BRIEF –
Type out the complete listing below word for word, without its pictures.

Begin

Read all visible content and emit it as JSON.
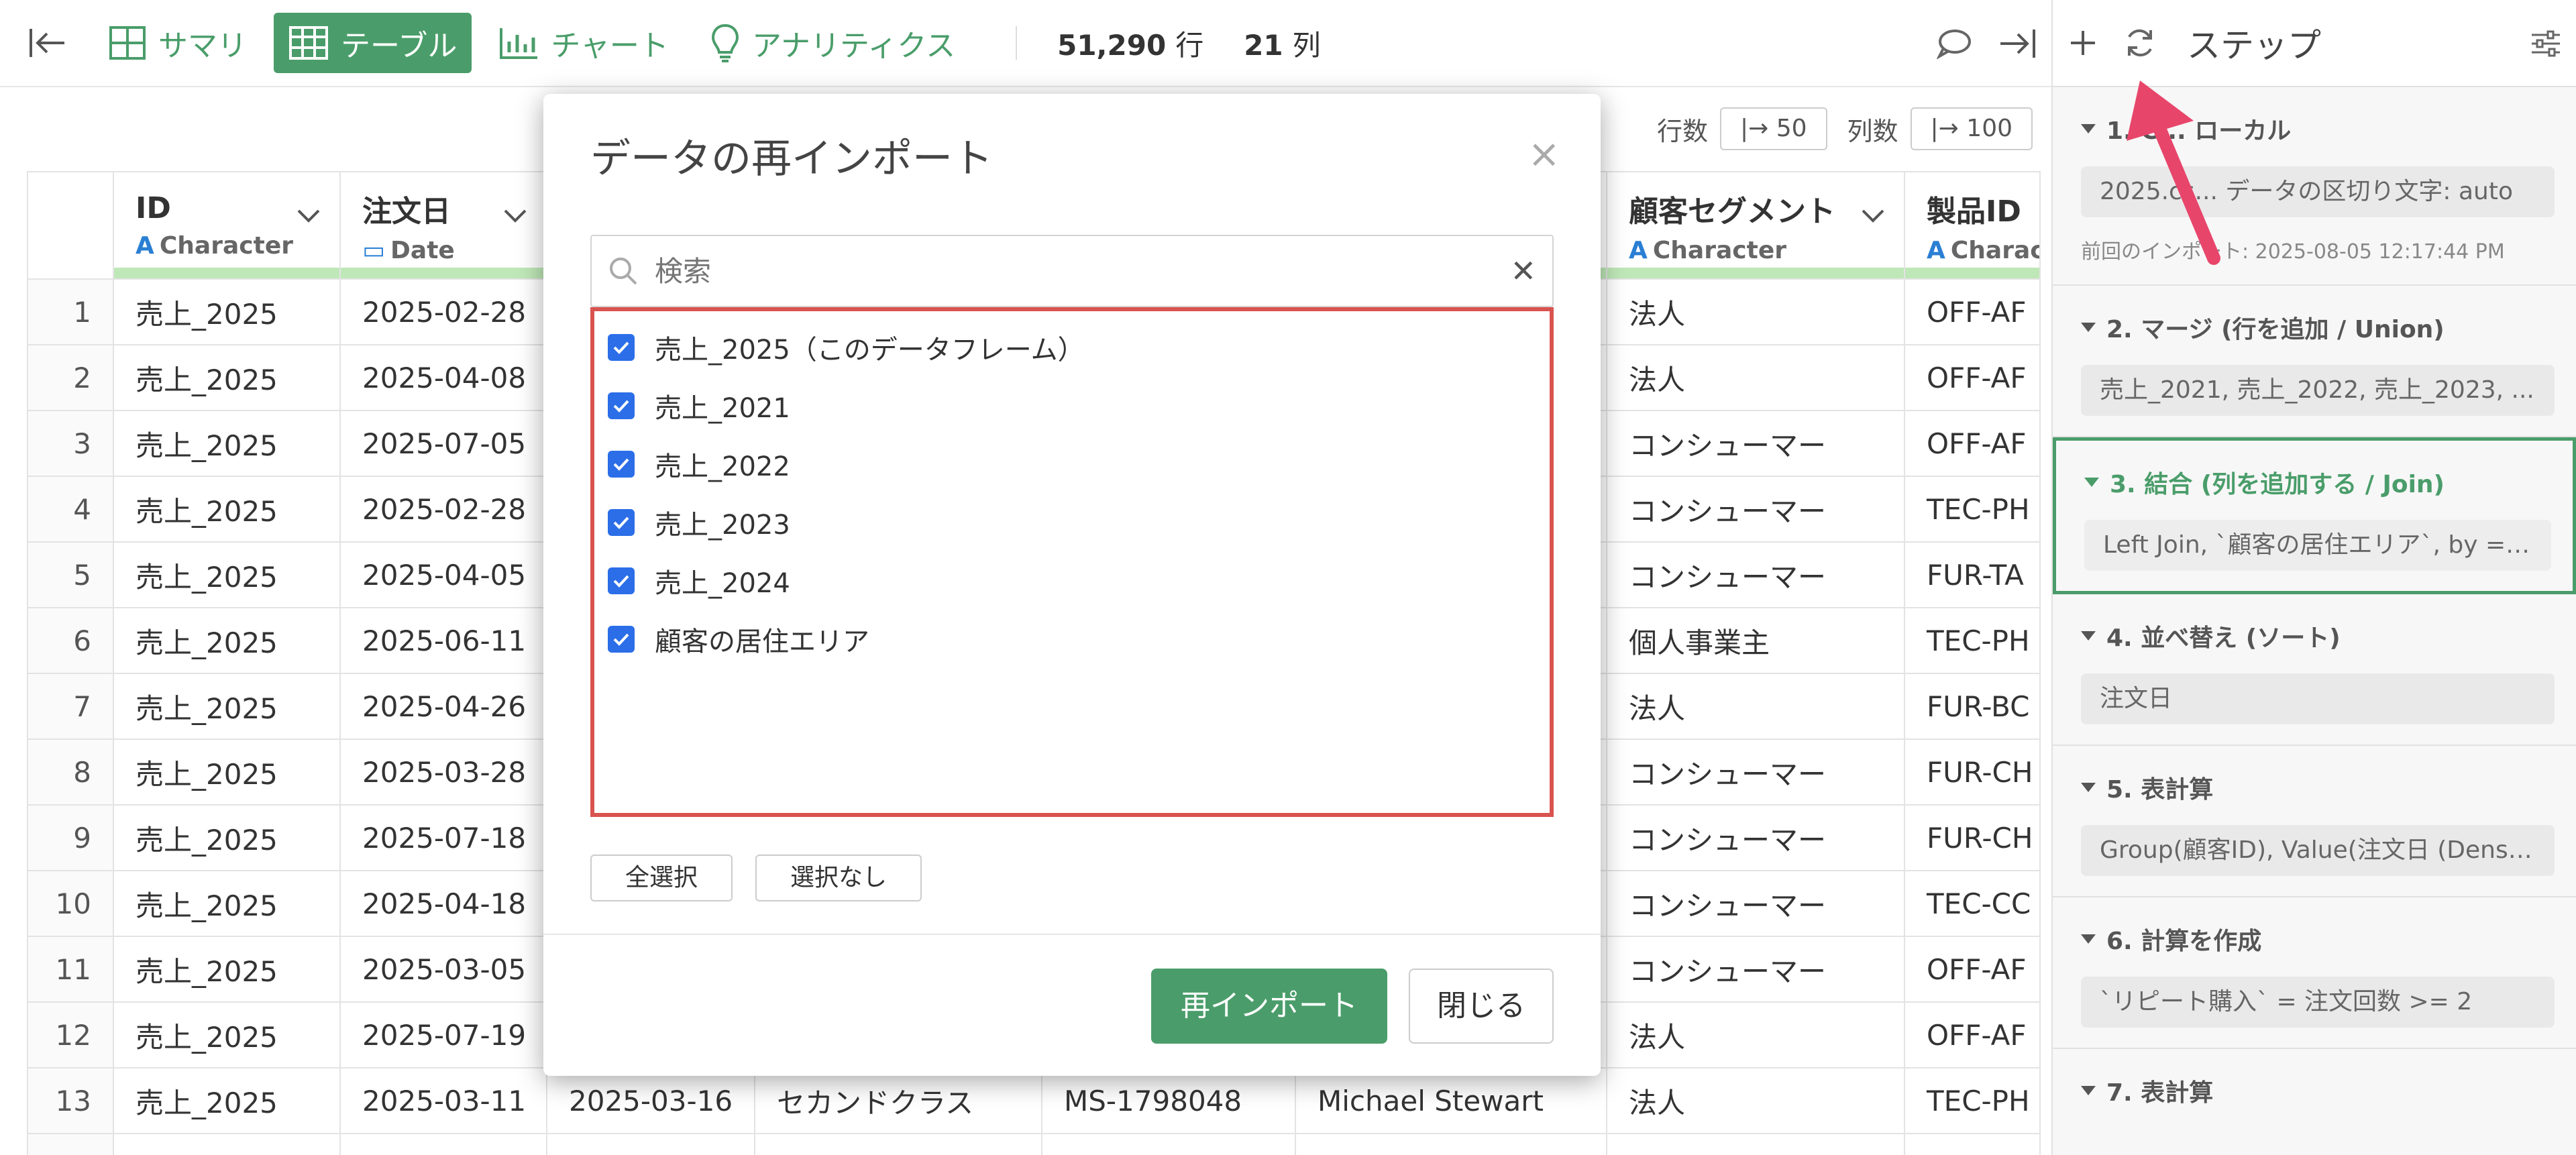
{
  "toolbar": {
    "tabs": [
      {
        "label": "サマリ",
        "icon": "summary-grid-icon",
        "active": false
      },
      {
        "label": "テーブル",
        "icon": "table-icon",
        "active": true
      },
      {
        "label": "チャート",
        "icon": "bar-chart-icon",
        "active": false
      },
      {
        "label": "アナリティクス",
        "icon": "lightbulb-icon",
        "active": false
      }
    ],
    "rows_value": "51,290",
    "rows_unit": "行",
    "cols_value": "21",
    "cols_unit": "列"
  },
  "table_tools": {
    "rows_label": "行数",
    "rows_value": "|→ 50",
    "cols_label": "列数",
    "cols_value": "|→ 100"
  },
  "table": {
    "columns": [
      {
        "name": "ID",
        "type": "Character",
        "type_icon": "character-type-icon"
      },
      {
        "name": "注文日",
        "type": "Date",
        "type_icon": "calendar-icon"
      },
      {
        "name": "顧客セグメント",
        "type": "Character",
        "type_icon": "character-type-icon"
      },
      {
        "name": "製品ID",
        "type": "Charac",
        "type_icon": "character-type-icon"
      }
    ],
    "rows": [
      {
        "n": "1",
        "id": "売上_2025",
        "date": "2025-02-28",
        "seg": "法人",
        "prod": "OFF-AF"
      },
      {
        "n": "2",
        "id": "売上_2025",
        "date": "2025-04-08",
        "seg": "法人",
        "prod": "OFF-AF"
      },
      {
        "n": "3",
        "id": "売上_2025",
        "date": "2025-07-05",
        "seg": "コンシューマー",
        "prod": "OFF-AF"
      },
      {
        "n": "4",
        "id": "売上_2025",
        "date": "2025-02-28",
        "seg": "コンシューマー",
        "prod": "TEC-PH"
      },
      {
        "n": "5",
        "id": "売上_2025",
        "date": "2025-04-05",
        "seg": "コンシューマー",
        "prod": "FUR-TA"
      },
      {
        "n": "6",
        "id": "売上_2025",
        "date": "2025-06-11",
        "seg": "個人事業主",
        "prod": "TEC-PH"
      },
      {
        "n": "7",
        "id": "売上_2025",
        "date": "2025-04-26",
        "seg": "法人",
        "prod": "FUR-BC"
      },
      {
        "n": "8",
        "id": "売上_2025",
        "date": "2025-03-28",
        "seg": "コンシューマー",
        "prod": "FUR-CH"
      },
      {
        "n": "9",
        "id": "売上_2025",
        "date": "2025-07-18",
        "seg": "コンシューマー",
        "prod": "FUR-CH"
      },
      {
        "n": "10",
        "id": "売上_2025",
        "date": "2025-04-18",
        "seg": "コンシューマー",
        "prod": "TEC-CC"
      },
      {
        "n": "11",
        "id": "売上_2025",
        "date": "2025-03-05",
        "seg": "コンシューマー",
        "prod": "OFF-AF"
      },
      {
        "n": "12",
        "id": "売上_2025",
        "date": "2025-07-19",
        "seg": "法人",
        "prod": "OFF-AF"
      },
      {
        "n": "13",
        "id": "売上_2025",
        "date": "2025-03-11",
        "seg": "法人",
        "prod": "TEC-PH",
        "extra": [
          "2025-03-16",
          "セカンドクラス",
          "MS-1798048",
          "Michael Stewart"
        ]
      }
    ]
  },
  "dialog": {
    "title": "データの再インポート",
    "search_placeholder": "検索",
    "items": [
      {
        "label": "売上_2025（このデータフレーム）",
        "checked": true
      },
      {
        "label": "売上_2021",
        "checked": true
      },
      {
        "label": "売上_2022",
        "checked": true
      },
      {
        "label": "売上_2023",
        "checked": true
      },
      {
        "label": "売上_2024",
        "checked": true
      },
      {
        "label": "顧客の居住エリア",
        "checked": true
      }
    ],
    "select_all": "全選択",
    "select_none": "選択なし",
    "reimport": "再インポート",
    "close": "閉じる"
  },
  "steps": {
    "title": "ステップ",
    "items": [
      {
        "title": "1. C... ローカル",
        "body": "2025.cs... データの区切り文字: auto",
        "note": "前回のインポート: 2025-08-05 12:17:44 PM"
      },
      {
        "title": "2. マージ (行を追加 / Union)",
        "body": "売上_2021, 売上_2022, 売上_2023, ..."
      },
      {
        "title": "3. 結合 (列を追加する / Join)",
        "body": "Left Join, `顧客の居住エリア`, by = j...",
        "selected": true
      },
      {
        "title": "4. 並べ替え (ソート)",
        "body": "注文日"
      },
      {
        "title": "5. 表計算",
        "body": "Group(顧客ID), Value(注文日 (Dense..."
      },
      {
        "title": "6. 計算を作成",
        "body": "`リピート購入` = 注文回数 >= 2"
      },
      {
        "title": "7. 表計算",
        "body": ""
      }
    ]
  },
  "colors": {
    "brand_green": "#4a9d6a",
    "highlight_red": "#d9534f",
    "checkbox_blue": "#2b6ee8",
    "annotation_arrow": "#e8456b"
  }
}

End

THE COMPLETED TASK –
Read all visible content and emit it as JSON.
{
  "toolbar": {
    "tabs": [
      {
        "label": "サマリ",
        "icon": "summary-grid-icon",
        "active": false
      },
      {
        "label": "テーブル",
        "icon": "table-icon",
        "active": true
      },
      {
        "label": "チャート",
        "icon": "bar-chart-icon",
        "active": false
      },
      {
        "label": "アナリティクス",
        "icon": "lightbulb-icon",
        "active": false
      }
    ],
    "rows_value": "51,290",
    "rows_unit": "行",
    "cols_value": "21",
    "cols_unit": "列"
  },
  "table_tools": {
    "rows_label": "行数",
    "rows_value": "|→ 50",
    "cols_label": "列数",
    "cols_value": "|→ 100"
  },
  "table": {
    "columns": [
      {
        "name": "ID",
        "type": "Character",
        "type_icon": "character-type-icon"
      },
      {
        "name": "注文日",
        "type": "Date",
        "type_icon": "calendar-icon"
      },
      {
        "name": "顧客セグメント",
        "type": "Character",
        "type_icon": "character-type-icon"
      },
      {
        "name": "製品ID",
        "type": "Charac",
        "type_icon": "character-type-icon"
      }
    ],
    "rows": [
      {
        "n": "1",
        "id": "売上_2025",
        "date": "2025-02-28",
        "seg": "法人",
        "prod": "OFF-AF"
      },
      {
        "n": "2",
        "id": "売上_2025",
        "date": "2025-04-08",
        "seg": "法人",
        "prod": "OFF-AF"
      },
      {
        "n": "3",
        "id": "売上_2025",
        "date": "2025-07-05",
        "seg": "コンシューマー",
        "prod": "OFF-AF"
      },
      {
        "n": "4",
        "id": "売上_2025",
        "date": "2025-02-28",
        "seg": "コンシューマー",
        "prod": "TEC-PH"
      },
      {
        "n": "5",
        "id": "売上_2025",
        "date": "2025-04-05",
        "seg": "コンシューマー",
        "prod": "FUR-TA"
      },
      {
        "n": "6",
        "id": "売上_2025",
        "date": "2025-06-11",
        "seg": "個人事業主",
        "prod": "TEC-PH"
      },
      {
        "n": "7",
        "id": "売上_2025",
        "date": "2025-04-26",
        "seg": "法人",
        "prod": "FUR-BC"
      },
      {
        "n": "8",
        "id": "売上_2025",
        "date": "2025-03-28",
        "seg": "コンシューマー",
        "prod": "FUR-CH"
      },
      {
        "n": "9",
        "id": "売上_2025",
        "date": "2025-07-18",
        "seg": "コンシューマー",
        "prod": "FUR-CH"
      },
      {
        "n": "10",
        "id": "売上_2025",
        "date": "2025-04-18",
        "seg": "コンシューマー",
        "prod": "TEC-CC"
      },
      {
        "n": "11",
        "id": "売上_2025",
        "date": "2025-03-05",
        "seg": "コンシューマー",
        "prod": "OFF-AF"
      },
      {
        "n": "12",
        "id": "売上_2025",
        "date": "2025-07-19",
        "seg": "法人",
        "prod": "OFF-AF"
      },
      {
        "n": "13",
        "id": "売上_2025",
        "date": "2025-03-11",
        "seg": "法人",
        "prod": "TEC-PH",
        "extra": [
          "2025-03-16",
          "セカンドクラス",
          "MS-1798048",
          "Michael Stewart"
        ]
      }
    ]
  },
  "dialog": {
    "title": "データの再インポート",
    "search_placeholder": "検索",
    "items": [
      {
        "label": "売上_2025（このデータフレーム）",
        "checked": true
      },
      {
        "label": "売上_2021",
        "checked": true
      },
      {
        "label": "売上_2022",
        "checked": true
      },
      {
        "label": "売上_2023",
        "checked": true
      },
      {
        "label": "売上_2024",
        "checked": true
      },
      {
        "label": "顧客の居住エリア",
        "checked": true
      }
    ],
    "select_all": "全選択",
    "select_none": "選択なし",
    "reimport": "再インポート",
    "close": "閉じる"
  },
  "steps": {
    "title": "ステップ",
    "items": [
      {
        "title": "1. C... ローカル",
        "body": "2025.cs... データの区切り文字: auto",
        "note": "前回のインポート: 2025-08-05 12:17:44 PM"
      },
      {
        "title": "2. マージ (行を追加 / Union)",
        "body": "売上_2021, 売上_2022, 売上_2023, ..."
      },
      {
        "title": "3. 結合 (列を追加する / Join)",
        "body": "Left Join, `顧客の居住エリア`, by = j...",
        "selected": true
      },
      {
        "title": "4. 並べ替え (ソート)",
        "body": "注文日"
      },
      {
        "title": "5. 表計算",
        "body": "Group(顧客ID), Value(注文日 (Dense..."
      },
      {
        "title": "6. 計算を作成",
        "body": "`リピート購入` = 注文回数 >= 2"
      },
      {
        "title": "7. 表計算",
        "body": ""
      }
    ]
  },
  "colors": {
    "brand_green": "#4a9d6a",
    "highlight_red": "#d9534f",
    "checkbox_blue": "#2b6ee8",
    "annotation_arrow": "#e8456b"
  }
}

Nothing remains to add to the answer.